[Dataset excerpt]

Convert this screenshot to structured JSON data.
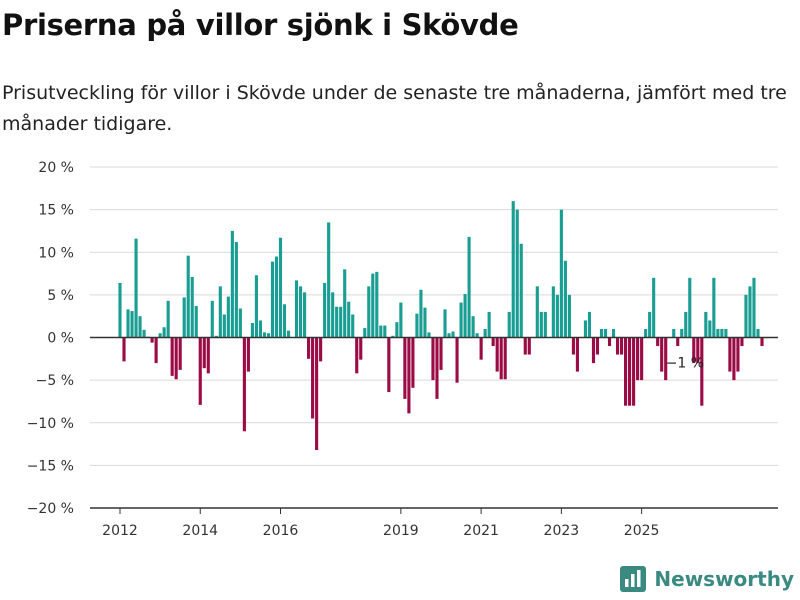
{
  "title": "Priserna på villor sjönk i Skövde",
  "subtitle": "Prisutveckling för villor i Skövde under de senaste tre månaderna, jämfört med tre månader tidigare.",
  "brand": {
    "name": "Newsworthy",
    "icon": "bar-chart-logo-icon",
    "color": "#3a8a82"
  },
  "chart_data": {
    "type": "bar",
    "title": "",
    "xlabel": "",
    "ylabel": "",
    "ylim": [
      -20,
      20
    ],
    "y_ticks": [
      "20 %",
      "15 %",
      "10 %",
      "5 %",
      "0 %",
      "−5 %",
      "−10 %",
      "−15 %",
      "−20 %"
    ],
    "y_tick_values": [
      20,
      15,
      10,
      5,
      0,
      -5,
      -10,
      -15,
      -20
    ],
    "x_ticks": [
      "2012",
      "2014",
      "2016",
      "2019",
      "2021",
      "2023",
      "2025"
    ],
    "x_tick_index": [
      0,
      20,
      40,
      70,
      90,
      110,
      130
    ],
    "grid": true,
    "colors": {
      "positive": "#1a9e94",
      "negative": "#9b0b45",
      "grid": "#d9d9d9",
      "axis": "#333333"
    },
    "annotation": {
      "text": "−1 %",
      "index": 135
    },
    "values": [
      6.4,
      -2.8,
      3.3,
      3.1,
      11.6,
      2.5,
      0.9,
      0.1,
      -0.6,
      -3.0,
      0.5,
      1.2,
      4.3,
      -4.5,
      -4.9,
      -3.8,
      4.7,
      9.6,
      7.1,
      3.7,
      -7.9,
      -3.6,
      -4.2,
      4.3,
      0.2,
      6.0,
      2.7,
      4.8,
      12.5,
      11.2,
      3.4,
      -11.0,
      -4.0,
      1.7,
      7.3,
      2.0,
      0.6,
      0.5,
      8.9,
      9.5,
      11.7,
      3.9,
      0.8,
      0,
      6.7,
      6.0,
      5.3,
      -2.5,
      -9.5,
      -13.2,
      -2.8,
      6.4,
      13.5,
      5.3,
      3.6,
      3.6,
      8.0,
      4.2,
      2.7,
      -4.2,
      -2.6,
      1.1,
      6.0,
      7.5,
      7.7,
      1.4,
      1.4,
      -6.4,
      0.2,
      1.8,
      4.1,
      -7.2,
      -8.9,
      -5.9,
      2.8,
      5.6,
      3.5,
      0.6,
      -5.0,
      -7.2,
      -3.8,
      3.3,
      0.5,
      0.7,
      -5.3,
      4.1,
      5.1,
      11.8,
      2.5,
      0.5,
      -2.6,
      1.0,
      3.0,
      -1.0,
      -4.0,
      -4.9,
      -4.9,
      3.0,
      16.0,
      15.0,
      11.0,
      -2.0,
      -2.0,
      0,
      6.0,
      3.0,
      3.0,
      0,
      6.0,
      5.0,
      15.0,
      9.0,
      5.0,
      -2.0,
      -4.0,
      0,
      2.0,
      3.0,
      -3.0,
      -2.0,
      1.0,
      1.0,
      -1.0,
      1.0,
      -2.0,
      -2.0,
      -8.0,
      -8.0,
      -8.0,
      -5.0,
      -5.0,
      1.0,
      3.0,
      7.0,
      -1.0,
      -4.0,
      -5.0,
      0,
      1.0,
      -1.0,
      1.0,
      3.0,
      7.0,
      -3.0,
      -3.0,
      -8.0,
      3.0,
      2.0,
      7.0,
      1.0,
      1.0,
      1.0,
      -4.0,
      -5.0,
      -4.0,
      -1.0,
      5.0,
      6.0,
      7.0,
      1.0,
      -1.0
    ]
  }
}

PROBLEM DESCRIPTION>
Without including the pictures, return each record above exactly as it stands.

SOLVED PROBLEM>
Convert this screenshot to structured JSON data.
{
  "title": "Priserna på villor sjönk i Skövde",
  "subtitle": "Prisutveckling för villor i Skövde under de senaste tre månaderna, jämfört med tre månader tidigare.",
  "brand": {
    "name": "Newsworthy",
    "icon": "bar-chart-logo-icon",
    "color": "#3a8a82"
  },
  "chart_data": {
    "type": "bar",
    "title": "",
    "xlabel": "",
    "ylabel": "",
    "ylim": [
      -20,
      20
    ],
    "y_ticks": [
      "20 %",
      "15 %",
      "10 %",
      "5 %",
      "0 %",
      "−5 %",
      "−10 %",
      "−15 %",
      "−20 %"
    ],
    "y_tick_values": [
      20,
      15,
      10,
      5,
      0,
      -5,
      -10,
      -15,
      -20
    ],
    "x_ticks": [
      "2012",
      "2014",
      "2016",
      "2019",
      "2021",
      "2023",
      "2025"
    ],
    "x_tick_index": [
      0,
      20,
      40,
      70,
      90,
      110,
      130
    ],
    "grid": true,
    "colors": {
      "positive": "#1a9e94",
      "negative": "#9b0b45",
      "grid": "#d9d9d9",
      "axis": "#333333"
    },
    "annotation": {
      "text": "−1 %",
      "index": 135
    },
    "values": [
      6.4,
      -2.8,
      3.3,
      3.1,
      11.6,
      2.5,
      0.9,
      0.1,
      -0.6,
      -3.0,
      0.5,
      1.2,
      4.3,
      -4.5,
      -4.9,
      -3.8,
      4.7,
      9.6,
      7.1,
      3.7,
      -7.9,
      -3.6,
      -4.2,
      4.3,
      0.2,
      6.0,
      2.7,
      4.8,
      12.5,
      11.2,
      3.4,
      -11.0,
      -4.0,
      1.7,
      7.3,
      2.0,
      0.6,
      0.5,
      8.9,
      9.5,
      11.7,
      3.9,
      0.8,
      0,
      6.7,
      6.0,
      5.3,
      -2.5,
      -9.5,
      -13.2,
      -2.8,
      6.4,
      13.5,
      5.3,
      3.6,
      3.6,
      8.0,
      4.2,
      2.7,
      -4.2,
      -2.6,
      1.1,
      6.0,
      7.5,
      7.7,
      1.4,
      1.4,
      -6.4,
      0.2,
      1.8,
      4.1,
      -7.2,
      -8.9,
      -5.9,
      2.8,
      5.6,
      3.5,
      0.6,
      -5.0,
      -7.2,
      -3.8,
      3.3,
      0.5,
      0.7,
      -5.3,
      4.1,
      5.1,
      11.8,
      2.5,
      0.5,
      -2.6,
      1.0,
      3.0,
      -1.0,
      -4.0,
      -4.9,
      -4.9,
      3.0,
      16.0,
      15.0,
      11.0,
      -2.0,
      -2.0,
      0,
      6.0,
      3.0,
      3.0,
      0,
      6.0,
      5.0,
      15.0,
      9.0,
      5.0,
      -2.0,
      -4.0,
      0,
      2.0,
      3.0,
      -3.0,
      -2.0,
      1.0,
      1.0,
      -1.0,
      1.0,
      -2.0,
      -2.0,
      -8.0,
      -8.0,
      -8.0,
      -5.0,
      -5.0,
      1.0,
      3.0,
      7.0,
      -1.0,
      -4.0,
      -5.0,
      0,
      1.0,
      -1.0,
      1.0,
      3.0,
      7.0,
      -3.0,
      -3.0,
      -8.0,
      3.0,
      2.0,
      7.0,
      1.0,
      1.0,
      1.0,
      -4.0,
      -5.0,
      -4.0,
      -1.0,
      5.0,
      6.0,
      7.0,
      1.0,
      -1.0
    ]
  }
}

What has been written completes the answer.